• [WHAT YOU HAVE TO DO]: Leave out the pictures and transcribe everything else exactly.
* begin SUPPLIED MATERIAL *
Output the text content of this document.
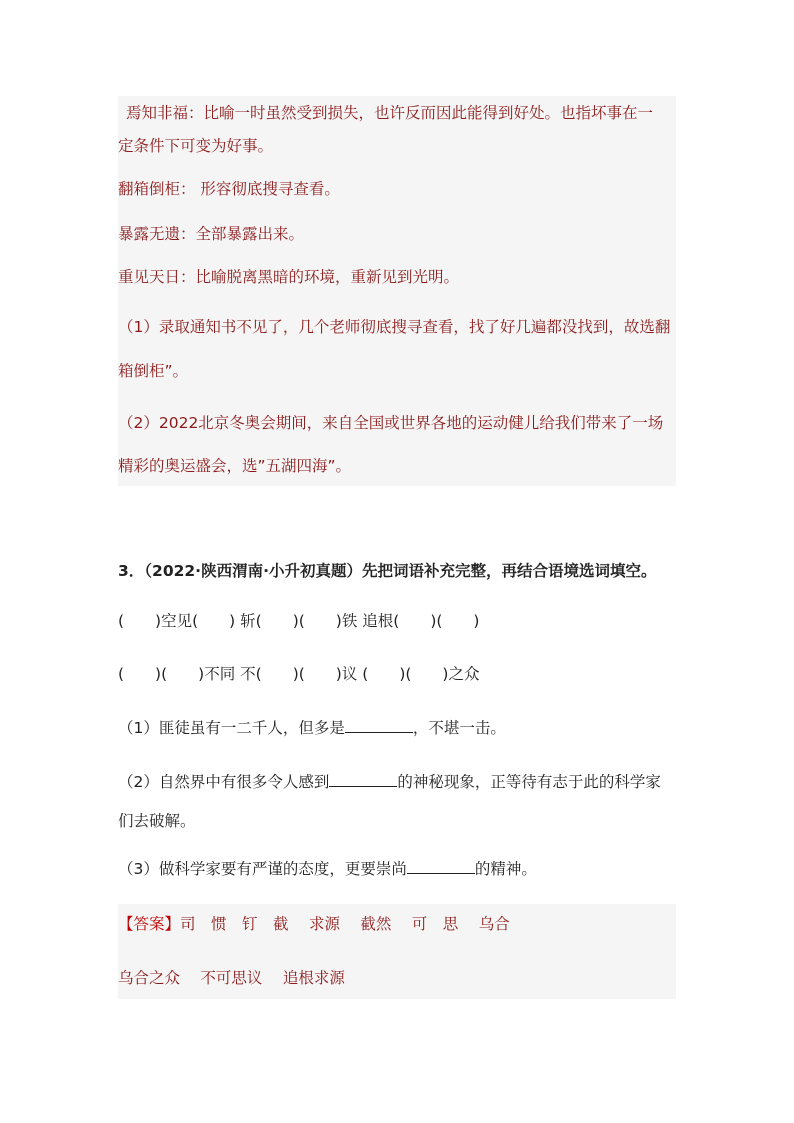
焉知非福：比喻一时虽然受到损失，也许反而因此能得到好处。也指坏事在一
定条件下可变为好事。
翻箱倒柜： 形容彻底搜寻查看。
暴露无遗：全部暴露出来。
重见天日：比喻脱离黑暗的环境，重新见到光明。
（1）录取通知书不见了，几个老师彻底搜寻查看，找了好几遍都没找到，故选翻
箱倒柜”。
（2）2022北京冬奥会期间，来自全国或世界各地的运动健儿给我们带来了一场
精彩的奥运盛会，选”五湖四海”。
3．（2022·陕西渭南·小升初真题）先把词语补充完整，再结合语境选词填空。
(　　)空见(　　) 斩(　　)(　　)铁 追根(　　)(　　)
(　　)(　　)不同 不(　　)(　　)议 (　　)(　　)之众
（1）匪徒虽有一二千人，但多是	，不堪一击。
（2）自然界中有很多令人感到	的神秘现象，正等待有志于此的科学家
们去破解。
（3）做科学家要有严谨的态度，更要崇尚	的精神。
【答案】司　惯　钉　截　 求源　 截然　 可　思　 乌合
乌合之众　 不可思议　 追根求源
* end SUPPLIED MATERIAL *
• [SOLUTION]:
Output the text content of this document.
焉知非福：比喻一时虽然受到损失，也许反而因此能得到好处。也指坏事在一
定条件下可变为好事。
翻箱倒柜： 形容彻底搜寻查看。
暴露无遗：全部暴露出来。
重见天日：比喻脱离黑暗的环境，重新见到光明。
（1）录取通知书不见了，几个老师彻底搜寻查看，找了好几遍都没找到，故选翻
箱倒柜”。
（2）2022北京冬奥会期间，来自全国或世界各地的运动健儿给我们带来了一场
精彩的奥运盛会，选”五湖四海”。
3．（2022·陕西渭南·小升初真题）先把词语补充完整，再结合语境选词填空。
(　　)空见(　　) 斩(　　)(　　)铁 追根(　　)(　　)
(　　)(　　)不同 不(　　)(　　)议 (　　)(　　)之众
（1）匪徒虽有一二千人，但多是	，不堪一击。
（2）自然界中有很多令人感到	的神秘现象，正等待有志于此的科学家
们去破解。
（3）做科学家要有严谨的态度，更要崇尚	的精神。
【答案】司　惯　钉　截　 求源　 截然　 可　思　 乌合
乌合之众　 不可思议　 追根求源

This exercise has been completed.